◆ Your task ◆
Look through the data below and count each line where the word "image" appears. Reply with the count alone.

________________________

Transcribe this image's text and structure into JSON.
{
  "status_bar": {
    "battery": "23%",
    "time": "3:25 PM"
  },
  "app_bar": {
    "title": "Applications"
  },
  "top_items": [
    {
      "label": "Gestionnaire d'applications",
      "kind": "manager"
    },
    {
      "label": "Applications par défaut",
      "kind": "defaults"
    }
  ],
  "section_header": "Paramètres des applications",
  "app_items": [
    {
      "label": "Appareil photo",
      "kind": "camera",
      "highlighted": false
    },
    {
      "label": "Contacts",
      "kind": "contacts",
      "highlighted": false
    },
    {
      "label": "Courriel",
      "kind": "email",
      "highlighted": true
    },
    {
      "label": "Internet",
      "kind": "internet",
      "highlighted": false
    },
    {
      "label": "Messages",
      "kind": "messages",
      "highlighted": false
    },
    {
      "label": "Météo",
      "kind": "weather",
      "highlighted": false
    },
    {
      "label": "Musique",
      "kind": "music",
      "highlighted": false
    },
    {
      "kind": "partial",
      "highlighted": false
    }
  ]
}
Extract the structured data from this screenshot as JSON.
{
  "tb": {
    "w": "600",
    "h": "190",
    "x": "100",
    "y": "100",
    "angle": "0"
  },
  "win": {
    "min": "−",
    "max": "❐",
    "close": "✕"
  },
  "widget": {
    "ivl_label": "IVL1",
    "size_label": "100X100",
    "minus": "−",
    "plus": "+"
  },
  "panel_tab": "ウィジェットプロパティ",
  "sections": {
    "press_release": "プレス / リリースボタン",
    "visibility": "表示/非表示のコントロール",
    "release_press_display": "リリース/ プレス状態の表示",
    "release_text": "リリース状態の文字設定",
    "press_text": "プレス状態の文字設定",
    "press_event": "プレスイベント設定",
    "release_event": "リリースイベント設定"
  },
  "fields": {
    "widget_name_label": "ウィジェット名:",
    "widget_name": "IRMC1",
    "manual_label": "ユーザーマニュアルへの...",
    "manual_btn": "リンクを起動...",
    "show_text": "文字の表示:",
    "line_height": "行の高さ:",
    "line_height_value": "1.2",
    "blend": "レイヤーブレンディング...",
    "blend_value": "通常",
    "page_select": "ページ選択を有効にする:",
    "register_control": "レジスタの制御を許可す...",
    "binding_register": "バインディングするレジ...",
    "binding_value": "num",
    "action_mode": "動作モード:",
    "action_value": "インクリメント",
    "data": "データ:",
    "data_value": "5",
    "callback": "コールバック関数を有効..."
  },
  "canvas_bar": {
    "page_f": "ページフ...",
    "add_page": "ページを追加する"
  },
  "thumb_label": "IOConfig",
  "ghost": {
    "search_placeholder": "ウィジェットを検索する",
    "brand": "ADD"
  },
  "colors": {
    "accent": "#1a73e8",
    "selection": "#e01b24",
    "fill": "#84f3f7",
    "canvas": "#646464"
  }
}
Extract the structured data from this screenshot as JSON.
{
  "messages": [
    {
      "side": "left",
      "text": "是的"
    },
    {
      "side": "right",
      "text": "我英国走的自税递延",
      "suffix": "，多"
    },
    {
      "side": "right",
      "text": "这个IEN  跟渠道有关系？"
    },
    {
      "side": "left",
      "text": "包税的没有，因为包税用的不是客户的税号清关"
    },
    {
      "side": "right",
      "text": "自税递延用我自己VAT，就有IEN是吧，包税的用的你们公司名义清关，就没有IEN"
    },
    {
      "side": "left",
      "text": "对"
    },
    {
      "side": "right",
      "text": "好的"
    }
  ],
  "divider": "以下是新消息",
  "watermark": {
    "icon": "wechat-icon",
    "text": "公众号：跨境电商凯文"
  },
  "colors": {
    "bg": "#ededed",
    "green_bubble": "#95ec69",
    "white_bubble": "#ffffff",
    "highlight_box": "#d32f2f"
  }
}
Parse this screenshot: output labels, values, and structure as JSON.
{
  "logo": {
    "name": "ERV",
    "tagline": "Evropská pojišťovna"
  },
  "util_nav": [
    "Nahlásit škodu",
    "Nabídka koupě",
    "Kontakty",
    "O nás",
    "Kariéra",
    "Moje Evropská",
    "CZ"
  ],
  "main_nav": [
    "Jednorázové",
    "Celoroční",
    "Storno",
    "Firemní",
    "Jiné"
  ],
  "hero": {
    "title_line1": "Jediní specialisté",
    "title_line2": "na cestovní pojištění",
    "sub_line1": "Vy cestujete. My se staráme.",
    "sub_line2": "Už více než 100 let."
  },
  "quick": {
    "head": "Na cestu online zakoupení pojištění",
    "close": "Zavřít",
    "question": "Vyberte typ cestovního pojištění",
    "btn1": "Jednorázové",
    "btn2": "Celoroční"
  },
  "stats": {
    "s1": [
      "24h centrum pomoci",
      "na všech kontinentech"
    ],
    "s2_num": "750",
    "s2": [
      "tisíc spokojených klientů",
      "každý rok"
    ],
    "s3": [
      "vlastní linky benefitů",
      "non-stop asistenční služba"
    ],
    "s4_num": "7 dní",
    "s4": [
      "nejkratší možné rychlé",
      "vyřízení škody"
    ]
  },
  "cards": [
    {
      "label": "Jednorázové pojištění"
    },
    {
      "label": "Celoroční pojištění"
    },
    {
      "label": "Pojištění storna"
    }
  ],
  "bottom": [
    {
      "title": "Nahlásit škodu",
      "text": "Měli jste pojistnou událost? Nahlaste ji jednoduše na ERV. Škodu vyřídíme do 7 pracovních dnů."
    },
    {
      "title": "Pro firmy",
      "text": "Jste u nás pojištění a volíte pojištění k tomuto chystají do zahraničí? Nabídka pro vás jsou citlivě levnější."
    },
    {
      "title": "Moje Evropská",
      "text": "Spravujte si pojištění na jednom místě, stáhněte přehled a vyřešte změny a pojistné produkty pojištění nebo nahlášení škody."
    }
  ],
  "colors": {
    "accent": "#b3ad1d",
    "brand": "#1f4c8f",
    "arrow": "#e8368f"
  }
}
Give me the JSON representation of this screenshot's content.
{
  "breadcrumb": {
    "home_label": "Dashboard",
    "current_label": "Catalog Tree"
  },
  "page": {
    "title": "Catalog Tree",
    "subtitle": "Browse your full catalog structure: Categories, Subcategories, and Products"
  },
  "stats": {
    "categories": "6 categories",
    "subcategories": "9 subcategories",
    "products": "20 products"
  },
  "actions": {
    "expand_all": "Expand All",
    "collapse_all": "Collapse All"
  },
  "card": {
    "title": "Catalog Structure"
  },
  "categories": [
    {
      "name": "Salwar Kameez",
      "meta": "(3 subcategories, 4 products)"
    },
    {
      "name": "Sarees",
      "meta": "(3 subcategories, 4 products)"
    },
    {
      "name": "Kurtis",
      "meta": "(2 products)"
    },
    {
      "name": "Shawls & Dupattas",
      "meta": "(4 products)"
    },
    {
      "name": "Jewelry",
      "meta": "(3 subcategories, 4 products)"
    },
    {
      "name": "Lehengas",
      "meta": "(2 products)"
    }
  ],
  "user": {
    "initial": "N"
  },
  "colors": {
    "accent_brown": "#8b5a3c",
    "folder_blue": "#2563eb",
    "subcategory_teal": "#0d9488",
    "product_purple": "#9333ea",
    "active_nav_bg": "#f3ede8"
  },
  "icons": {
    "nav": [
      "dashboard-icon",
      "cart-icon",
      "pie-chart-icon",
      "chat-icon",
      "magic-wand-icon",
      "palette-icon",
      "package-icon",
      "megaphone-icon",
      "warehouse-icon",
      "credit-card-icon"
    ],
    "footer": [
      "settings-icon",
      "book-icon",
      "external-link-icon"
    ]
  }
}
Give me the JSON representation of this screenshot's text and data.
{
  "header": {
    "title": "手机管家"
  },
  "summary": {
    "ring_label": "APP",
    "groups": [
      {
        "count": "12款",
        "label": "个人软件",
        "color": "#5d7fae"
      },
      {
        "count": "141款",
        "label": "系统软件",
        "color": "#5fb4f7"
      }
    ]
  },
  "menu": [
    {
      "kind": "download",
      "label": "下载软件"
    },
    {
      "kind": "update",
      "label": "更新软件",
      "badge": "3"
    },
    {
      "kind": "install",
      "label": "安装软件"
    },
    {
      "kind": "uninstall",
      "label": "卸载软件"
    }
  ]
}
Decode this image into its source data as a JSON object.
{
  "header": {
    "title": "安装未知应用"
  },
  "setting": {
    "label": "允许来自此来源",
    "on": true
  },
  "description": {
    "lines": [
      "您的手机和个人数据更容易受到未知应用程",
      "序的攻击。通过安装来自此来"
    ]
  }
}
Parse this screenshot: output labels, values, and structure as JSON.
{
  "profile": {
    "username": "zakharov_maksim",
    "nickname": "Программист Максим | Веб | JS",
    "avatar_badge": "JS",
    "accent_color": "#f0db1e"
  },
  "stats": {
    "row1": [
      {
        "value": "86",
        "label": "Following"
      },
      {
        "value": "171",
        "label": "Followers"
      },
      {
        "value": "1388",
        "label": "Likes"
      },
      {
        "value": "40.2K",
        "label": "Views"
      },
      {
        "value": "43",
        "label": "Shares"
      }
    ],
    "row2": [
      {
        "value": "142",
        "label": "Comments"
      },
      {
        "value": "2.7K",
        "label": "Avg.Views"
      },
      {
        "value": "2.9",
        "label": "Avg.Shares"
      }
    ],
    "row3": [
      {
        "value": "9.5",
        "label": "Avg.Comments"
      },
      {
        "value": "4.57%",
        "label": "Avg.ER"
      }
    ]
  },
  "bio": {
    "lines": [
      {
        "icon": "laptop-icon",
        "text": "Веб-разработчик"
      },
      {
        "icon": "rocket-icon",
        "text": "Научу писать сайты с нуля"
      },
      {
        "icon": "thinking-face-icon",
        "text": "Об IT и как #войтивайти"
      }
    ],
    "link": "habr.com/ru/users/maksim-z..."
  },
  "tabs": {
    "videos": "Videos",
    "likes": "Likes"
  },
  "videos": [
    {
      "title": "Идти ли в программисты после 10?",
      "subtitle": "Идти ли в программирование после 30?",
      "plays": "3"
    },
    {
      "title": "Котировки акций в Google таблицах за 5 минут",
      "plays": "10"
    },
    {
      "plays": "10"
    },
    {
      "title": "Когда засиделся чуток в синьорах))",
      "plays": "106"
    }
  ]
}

________________________

◆ Solution below ◆
2